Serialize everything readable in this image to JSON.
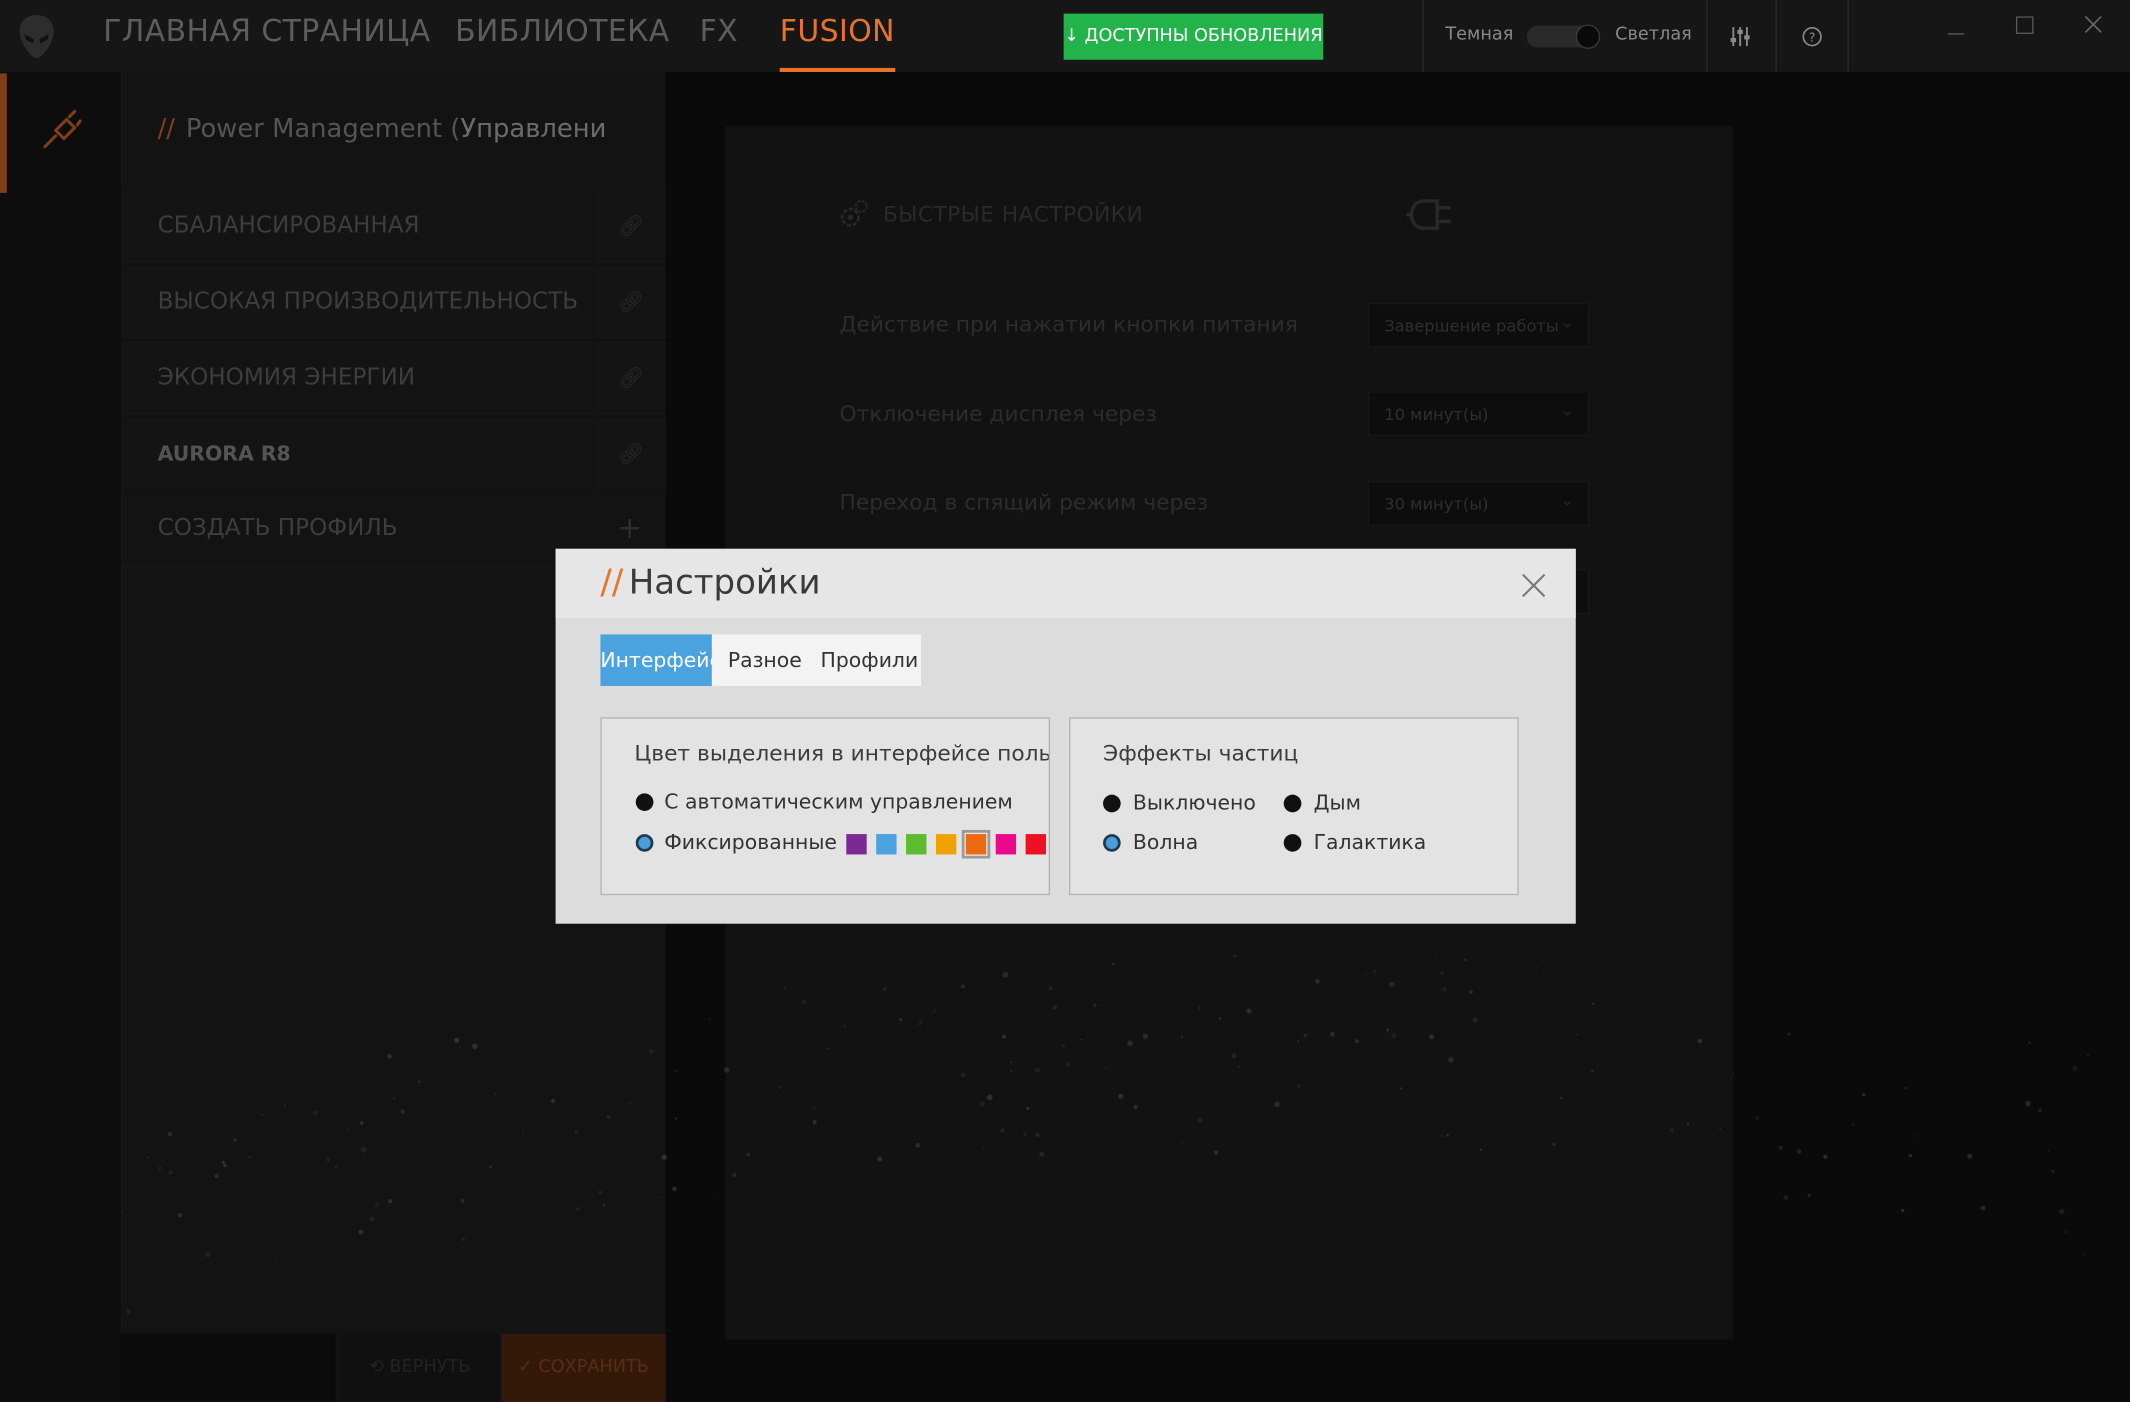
{
  "colors": {
    "accent": "#e8732b",
    "update_green": "#22b34a",
    "tab_active": "#4aa3de"
  },
  "nav": {
    "tabs": [
      {
        "label": "ГЛАВНАЯ СТРАНИЦА"
      },
      {
        "label": "БИБЛИОТЕКА"
      },
      {
        "label": "FX"
      },
      {
        "label": "FUSION"
      }
    ],
    "active_tab": "FUSION",
    "updates_label": "↓ ДОСТУПНЫ ОБНОВЛЕНИЯ",
    "theme_dark_label": "Темная",
    "theme_light_label": "Светлая",
    "icons": [
      "alien-logo-icon",
      "sliders-icon",
      "help-icon",
      "minimize-icon",
      "maximize-icon",
      "close-icon"
    ]
  },
  "sidebar": {
    "section_icon": "power-plug-icon",
    "slashes": "//",
    "title_plain": "Power Management (",
    "title_bold": "Управление эн",
    "profiles": [
      {
        "label": "СБАЛАНСИРОВАННАЯ",
        "icon": "link-icon"
      },
      {
        "label": "ВЫСОКАЯ ПРОИЗВОДИТЕЛЬНОСТЬ",
        "icon": "link-icon"
      },
      {
        "label": "ЭКОНОМИЯ ЭНЕРГИИ",
        "icon": "link-icon"
      },
      {
        "label": "AURORA R8",
        "icon": "link-icon",
        "selected": true
      }
    ],
    "create_label": "СОЗДАТЬ ПРОФИЛЬ",
    "create_icon": "plus-icon",
    "revert_label": "⟲ ВЕРНУТЬ",
    "save_label": "✓ СОХРАНИТЬ"
  },
  "quick_settings": {
    "title": "БЫСТРЫЕ НАСТРОЙКИ",
    "icons": [
      "gears-icon",
      "plug-icon"
    ],
    "rows": [
      {
        "label": "Действие при нажатии кнопки питания",
        "value": "Завершение работы"
      },
      {
        "label": "Отключение дисплея через",
        "value": "10 минут(ы)"
      },
      {
        "label": "Переход в спящий режим через",
        "value": "30 минут(ы)"
      }
    ]
  },
  "modal": {
    "slashes": "//",
    "title": "Настройки",
    "tabs": [
      {
        "label": "Интерфейс",
        "active": true
      },
      {
        "label": "Разное"
      },
      {
        "label": "Профили"
      }
    ],
    "highlight": {
      "title": "Цвет выделения в интерфейсе пользо",
      "auto_label": "С автоматическим управлением",
      "fixed_label": "Фиксированные",
      "selected": "fixed",
      "swatches": [
        "#7a2a92",
        "#4aa3de",
        "#5dbb2f",
        "#f0a300",
        "#ee6a12",
        "#ec0a8c",
        "#ee1122"
      ],
      "selected_swatch": "#ee6a12"
    },
    "particles": {
      "title": "Эффекты частиц",
      "options": [
        "Выключено",
        "Дым",
        "Волна",
        "Галактика"
      ],
      "selected": "Волна"
    }
  }
}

--

### Task to complete
Your task is to retype all the entries exactly and leave out any pictures.

### Output
Serialize everything readable in this image to JSON.
{
  "colors": {
    "accent": "#e8732b",
    "update_green": "#22b34a",
    "tab_active": "#4aa3de"
  },
  "nav": {
    "tabs": [
      {
        "label": "ГЛАВНАЯ СТРАНИЦА"
      },
      {
        "label": "БИБЛИОТЕКА"
      },
      {
        "label": "FX"
      },
      {
        "label": "FUSION"
      }
    ],
    "active_tab": "FUSION",
    "updates_label": "↓ ДОСТУПНЫ ОБНОВЛЕНИЯ",
    "theme_dark_label": "Темная",
    "theme_light_label": "Светлая",
    "icons": [
      "alien-logo-icon",
      "sliders-icon",
      "help-icon",
      "minimize-icon",
      "maximize-icon",
      "close-icon"
    ]
  },
  "sidebar": {
    "section_icon": "power-plug-icon",
    "slashes": "//",
    "title_plain": "Power Management (",
    "title_bold": "Управление эн",
    "profiles": [
      {
        "label": "СБАЛАНСИРОВАННАЯ",
        "icon": "link-icon"
      },
      {
        "label": "ВЫСОКАЯ ПРОИЗВОДИТЕЛЬНОСТЬ",
        "icon": "link-icon"
      },
      {
        "label": "ЭКОНОМИЯ ЭНЕРГИИ",
        "icon": "link-icon"
      },
      {
        "label": "AURORA R8",
        "icon": "link-icon",
        "selected": true
      }
    ],
    "create_label": "СОЗДАТЬ ПРОФИЛЬ",
    "create_icon": "plus-icon",
    "revert_label": "⟲ ВЕРНУТЬ",
    "save_label": "✓ СОХРАНИТЬ"
  },
  "quick_settings": {
    "title": "БЫСТРЫЕ НАСТРОЙКИ",
    "icons": [
      "gears-icon",
      "plug-icon"
    ],
    "rows": [
      {
        "label": "Действие при нажатии кнопки питания",
        "value": "Завершение работы"
      },
      {
        "label": "Отключение дисплея через",
        "value": "10 минут(ы)"
      },
      {
        "label": "Переход в спящий режим через",
        "value": "30 минут(ы)"
      }
    ]
  },
  "modal": {
    "slashes": "//",
    "title": "Настройки",
    "tabs": [
      {
        "label": "Интерфейс",
        "active": true
      },
      {
        "label": "Разное"
      },
      {
        "label": "Профили"
      }
    ],
    "highlight": {
      "title": "Цвет выделения в интерфейсе пользо",
      "auto_label": "С автоматическим управлением",
      "fixed_label": "Фиксированные",
      "selected": "fixed",
      "swatches": [
        "#7a2a92",
        "#4aa3de",
        "#5dbb2f",
        "#f0a300",
        "#ee6a12",
        "#ec0a8c",
        "#ee1122"
      ],
      "selected_swatch": "#ee6a12"
    },
    "particles": {
      "title": "Эффекты частиц",
      "options": [
        "Выключено",
        "Дым",
        "Волна",
        "Галактика"
      ],
      "selected": "Волна"
    }
  }
}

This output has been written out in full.